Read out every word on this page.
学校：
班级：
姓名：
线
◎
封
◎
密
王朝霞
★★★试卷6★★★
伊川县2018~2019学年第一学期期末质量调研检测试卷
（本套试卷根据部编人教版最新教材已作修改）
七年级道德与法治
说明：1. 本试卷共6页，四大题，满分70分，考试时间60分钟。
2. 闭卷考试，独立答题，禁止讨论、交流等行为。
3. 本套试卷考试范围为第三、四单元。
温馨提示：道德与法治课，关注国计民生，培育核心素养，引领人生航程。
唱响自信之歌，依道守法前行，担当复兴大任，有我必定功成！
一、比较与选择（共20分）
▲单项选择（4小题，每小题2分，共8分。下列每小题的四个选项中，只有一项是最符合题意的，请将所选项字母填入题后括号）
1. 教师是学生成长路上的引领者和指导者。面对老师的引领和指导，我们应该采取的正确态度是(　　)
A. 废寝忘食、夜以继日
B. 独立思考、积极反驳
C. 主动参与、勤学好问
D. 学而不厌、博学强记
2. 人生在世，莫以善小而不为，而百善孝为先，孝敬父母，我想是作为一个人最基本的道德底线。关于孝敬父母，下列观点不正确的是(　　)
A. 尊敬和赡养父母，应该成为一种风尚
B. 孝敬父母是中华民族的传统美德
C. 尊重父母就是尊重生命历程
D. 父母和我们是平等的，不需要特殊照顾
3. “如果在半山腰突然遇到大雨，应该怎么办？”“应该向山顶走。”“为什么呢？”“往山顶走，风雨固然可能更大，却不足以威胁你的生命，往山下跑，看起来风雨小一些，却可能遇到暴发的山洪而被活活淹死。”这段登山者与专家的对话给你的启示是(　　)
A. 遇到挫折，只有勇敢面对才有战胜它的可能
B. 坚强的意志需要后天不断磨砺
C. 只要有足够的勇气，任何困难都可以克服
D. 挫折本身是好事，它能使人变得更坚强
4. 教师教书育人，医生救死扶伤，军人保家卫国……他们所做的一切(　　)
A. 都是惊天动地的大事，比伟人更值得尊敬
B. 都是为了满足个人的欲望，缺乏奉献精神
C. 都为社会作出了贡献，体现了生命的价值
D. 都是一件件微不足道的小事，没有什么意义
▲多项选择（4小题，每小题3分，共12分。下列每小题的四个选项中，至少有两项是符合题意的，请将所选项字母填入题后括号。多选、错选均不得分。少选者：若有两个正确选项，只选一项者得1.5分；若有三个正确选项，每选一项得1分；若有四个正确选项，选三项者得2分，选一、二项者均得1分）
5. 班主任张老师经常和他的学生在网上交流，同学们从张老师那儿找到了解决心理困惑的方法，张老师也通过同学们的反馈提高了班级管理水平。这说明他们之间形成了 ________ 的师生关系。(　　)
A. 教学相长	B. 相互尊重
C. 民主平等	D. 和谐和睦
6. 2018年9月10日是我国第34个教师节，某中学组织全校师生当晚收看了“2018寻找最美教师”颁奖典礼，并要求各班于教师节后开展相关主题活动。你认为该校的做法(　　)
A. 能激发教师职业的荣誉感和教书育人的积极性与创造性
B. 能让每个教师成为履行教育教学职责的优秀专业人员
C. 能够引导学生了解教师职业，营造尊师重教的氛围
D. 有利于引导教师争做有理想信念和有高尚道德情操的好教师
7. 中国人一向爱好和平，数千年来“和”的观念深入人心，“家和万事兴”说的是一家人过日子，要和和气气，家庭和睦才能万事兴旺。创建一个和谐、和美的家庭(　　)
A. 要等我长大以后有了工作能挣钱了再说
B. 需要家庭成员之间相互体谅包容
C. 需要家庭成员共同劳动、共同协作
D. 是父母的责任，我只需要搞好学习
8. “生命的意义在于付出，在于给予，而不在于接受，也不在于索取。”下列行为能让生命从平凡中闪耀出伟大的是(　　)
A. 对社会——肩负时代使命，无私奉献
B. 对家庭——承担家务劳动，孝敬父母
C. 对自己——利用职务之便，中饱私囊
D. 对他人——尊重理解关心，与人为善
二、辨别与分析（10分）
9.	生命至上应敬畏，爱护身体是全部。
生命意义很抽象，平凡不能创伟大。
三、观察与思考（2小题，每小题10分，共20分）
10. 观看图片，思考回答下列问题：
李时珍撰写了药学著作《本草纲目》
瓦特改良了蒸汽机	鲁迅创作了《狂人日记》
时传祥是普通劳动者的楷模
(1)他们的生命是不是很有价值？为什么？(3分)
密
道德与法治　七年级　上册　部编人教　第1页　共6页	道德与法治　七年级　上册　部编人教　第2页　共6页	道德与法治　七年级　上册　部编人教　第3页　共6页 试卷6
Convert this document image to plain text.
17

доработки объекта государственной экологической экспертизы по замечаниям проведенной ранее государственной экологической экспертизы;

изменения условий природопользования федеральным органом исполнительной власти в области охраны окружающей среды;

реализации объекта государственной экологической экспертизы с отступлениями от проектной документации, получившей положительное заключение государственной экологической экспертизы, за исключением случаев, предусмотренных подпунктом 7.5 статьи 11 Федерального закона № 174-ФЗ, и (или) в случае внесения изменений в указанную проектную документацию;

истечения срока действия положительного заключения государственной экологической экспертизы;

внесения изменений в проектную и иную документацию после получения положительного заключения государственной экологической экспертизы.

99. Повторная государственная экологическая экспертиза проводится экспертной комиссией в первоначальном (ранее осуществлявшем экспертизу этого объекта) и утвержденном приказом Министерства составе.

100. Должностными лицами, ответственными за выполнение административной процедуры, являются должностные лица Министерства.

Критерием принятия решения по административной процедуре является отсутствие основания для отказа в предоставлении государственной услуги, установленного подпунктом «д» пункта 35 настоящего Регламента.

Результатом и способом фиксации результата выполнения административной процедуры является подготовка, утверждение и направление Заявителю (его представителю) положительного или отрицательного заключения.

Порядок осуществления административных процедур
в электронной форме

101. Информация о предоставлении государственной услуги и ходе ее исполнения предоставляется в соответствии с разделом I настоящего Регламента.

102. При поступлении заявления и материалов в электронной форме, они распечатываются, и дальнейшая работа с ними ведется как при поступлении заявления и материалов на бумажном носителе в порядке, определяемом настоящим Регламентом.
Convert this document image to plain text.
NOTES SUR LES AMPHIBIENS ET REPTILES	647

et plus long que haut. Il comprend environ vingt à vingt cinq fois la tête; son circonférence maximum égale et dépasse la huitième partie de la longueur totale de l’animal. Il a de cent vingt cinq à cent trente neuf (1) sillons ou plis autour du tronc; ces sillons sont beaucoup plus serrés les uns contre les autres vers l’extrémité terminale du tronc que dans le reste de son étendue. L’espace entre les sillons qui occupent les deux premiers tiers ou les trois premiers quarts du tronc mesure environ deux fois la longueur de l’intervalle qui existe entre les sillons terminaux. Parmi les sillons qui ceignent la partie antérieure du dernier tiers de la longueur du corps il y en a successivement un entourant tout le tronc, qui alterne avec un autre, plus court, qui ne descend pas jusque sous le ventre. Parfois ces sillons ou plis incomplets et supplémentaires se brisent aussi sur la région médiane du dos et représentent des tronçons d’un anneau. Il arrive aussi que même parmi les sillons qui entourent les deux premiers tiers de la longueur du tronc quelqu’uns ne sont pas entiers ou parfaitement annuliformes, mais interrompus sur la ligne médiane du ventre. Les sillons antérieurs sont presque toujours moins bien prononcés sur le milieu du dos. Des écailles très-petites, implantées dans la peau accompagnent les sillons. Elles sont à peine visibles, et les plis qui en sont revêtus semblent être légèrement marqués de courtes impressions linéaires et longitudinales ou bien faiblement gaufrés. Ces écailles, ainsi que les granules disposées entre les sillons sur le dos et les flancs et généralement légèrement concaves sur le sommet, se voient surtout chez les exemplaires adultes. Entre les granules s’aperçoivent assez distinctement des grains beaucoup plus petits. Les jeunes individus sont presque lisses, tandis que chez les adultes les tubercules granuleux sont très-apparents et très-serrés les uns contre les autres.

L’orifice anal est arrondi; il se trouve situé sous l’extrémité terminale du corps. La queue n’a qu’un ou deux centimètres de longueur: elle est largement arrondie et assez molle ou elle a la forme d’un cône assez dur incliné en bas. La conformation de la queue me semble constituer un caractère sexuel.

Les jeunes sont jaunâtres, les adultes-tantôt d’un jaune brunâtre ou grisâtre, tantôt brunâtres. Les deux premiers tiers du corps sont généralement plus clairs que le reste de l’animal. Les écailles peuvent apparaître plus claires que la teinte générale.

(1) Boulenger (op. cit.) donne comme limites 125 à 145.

- **Exercise objective**:
Exactly how many lines of the listing above contain the string "форме"? Give no more than the number.

- **Answer below**:
2